### REQUIRED WORK
All lines below must be repeated exactly, with the pictures omitted.

## Begin LISTING

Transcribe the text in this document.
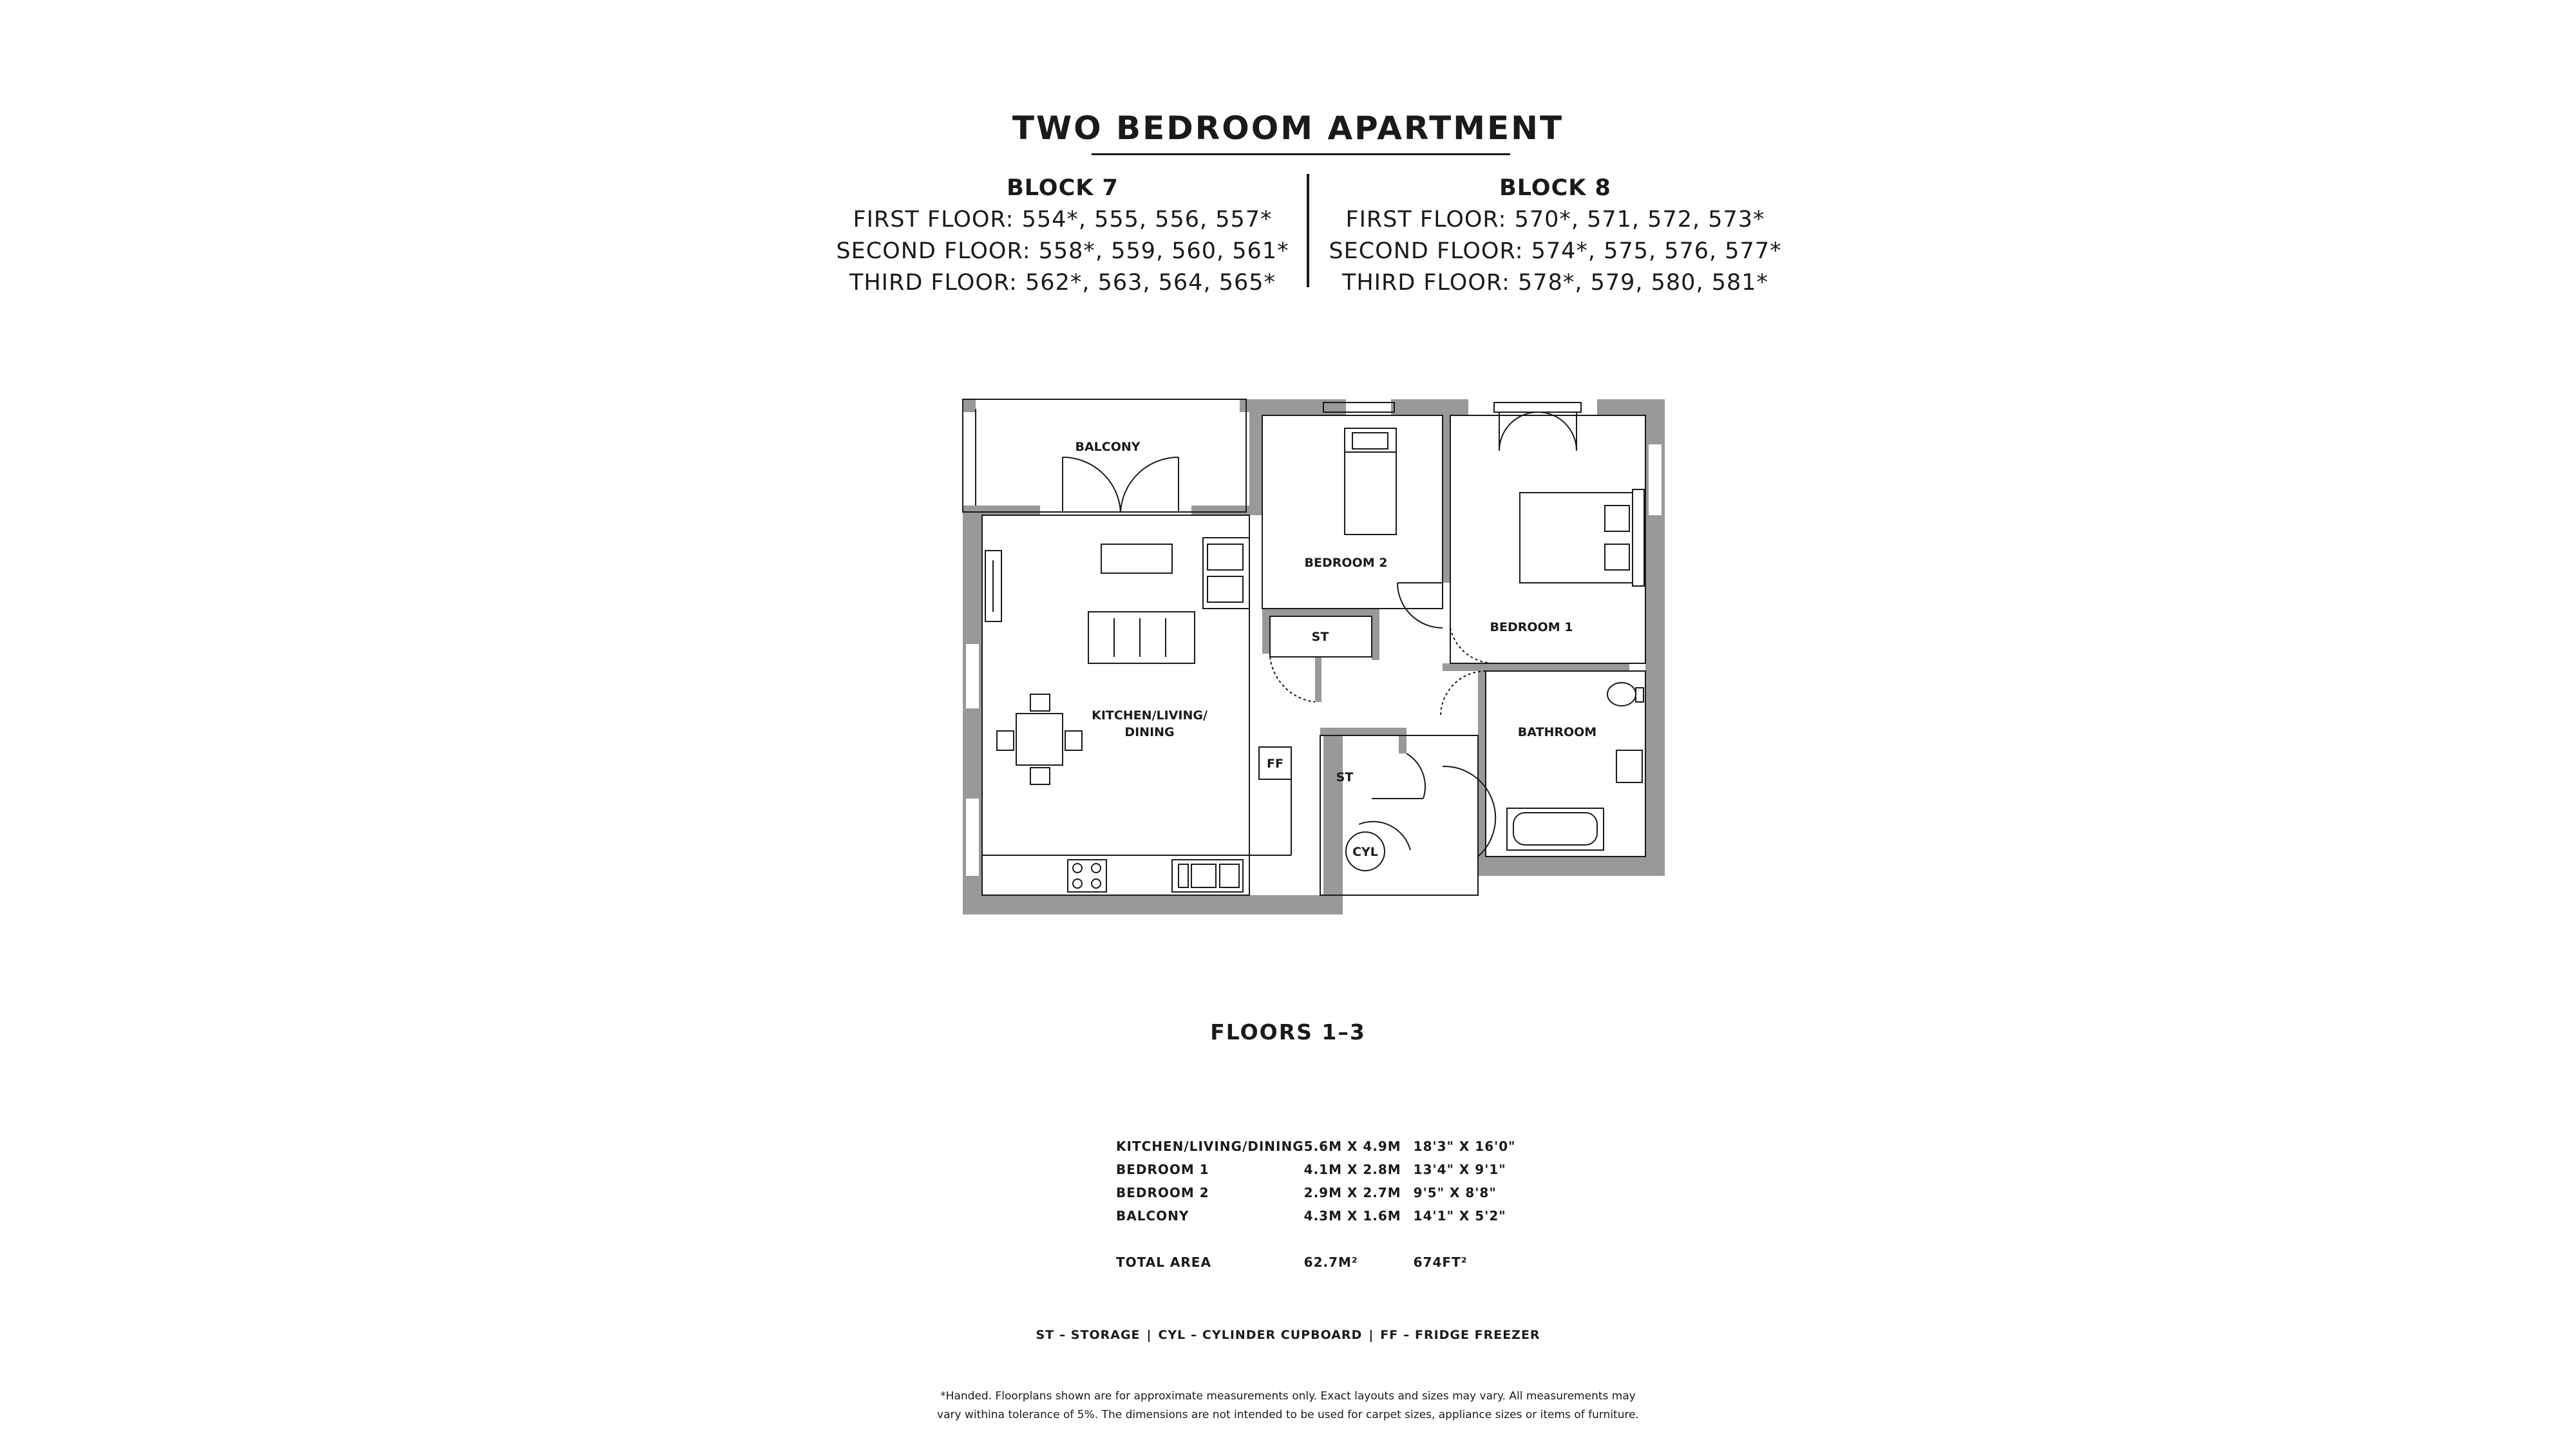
TWO BEDROOM APARTMENT
BLOCK 7
FIRST FLOOR: 554*, 555, 556, 557*
SECOND FLOOR: 558*, 559, 560, 561*
THIRD FLOOR: 562*, 563, 564, 565*
BLOCK 8
FIRST FLOOR: 570*, 571, 572, 573*
SECOND FLOOR: 574*, 575, 576, 577*
THIRD FLOOR: 578*, 579, 580, 581*
BALCONY
KITCHEN/LIVING/
DINING
BEDROOM 2
BEDROOM 1
ST
ST
BATHROOM
FF
CYL
FLOORS 1–3
KITCHEN/LIVING/DINING	5.6M X 4.9M	18'3" X 16'0"
BEDROOM 1	4.1M X 2.8M	13'4" X 9'1"
BEDROOM 2	2.9M X 2.7M	9'5" X 8'8"
BALCONY	4.3M X 1.6M	14'1" X 5'2"

TOTAL AREA	62.7M²	674FT²
ST – STORAGE | CYL – CYLINDER CUPBOARD | FF – FRIDGE FREEZER
*Handed. Floorplans shown are for approximate measurements only. Exact layouts and sizes may vary. All measurements may
vary withina tolerance of 5%. The dimensions are not intended to be used for carpet sizes, appliance sizes or items of furniture.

## End LISTING

### CORRECT RESPONSE
Transcribe the text in this document.
TWO BEDROOM APARTMENT
BLOCK 7
FIRST FLOOR: 554*, 555, 556, 557*
SECOND FLOOR: 558*, 559, 560, 561*
THIRD FLOOR: 562*, 563, 564, 565*
BLOCK 8
FIRST FLOOR: 570*, 571, 572, 573*
SECOND FLOOR: 574*, 575, 576, 577*
THIRD FLOOR: 578*, 579, 580, 581*
BALCONY
KITCHEN/LIVING/
DINING
BEDROOM 2
BEDROOM 1
ST
ST
BATHROOM
FF
CYL
FLOORS 1–3
KITCHEN/LIVING/DINING	5.6M X 4.9M	18'3" X 16'0"
BEDROOM 1	4.1M X 2.8M	13'4" X 9'1"
BEDROOM 2	2.9M X 2.7M	9'5" X 8'8"
BALCONY	4.3M X 1.6M	14'1" X 5'2"

TOTAL AREA	62.7M²	674FT²
ST – STORAGE | CYL – CYLINDER CUPBOARD | FF – FRIDGE FREEZER
*Handed. Floorplans shown are for approximate measurements only. Exact layouts and sizes may vary. All measurements may
vary withina tolerance of 5%. The dimensions are not intended to be used for carpet sizes, appliance sizes or items of furniture.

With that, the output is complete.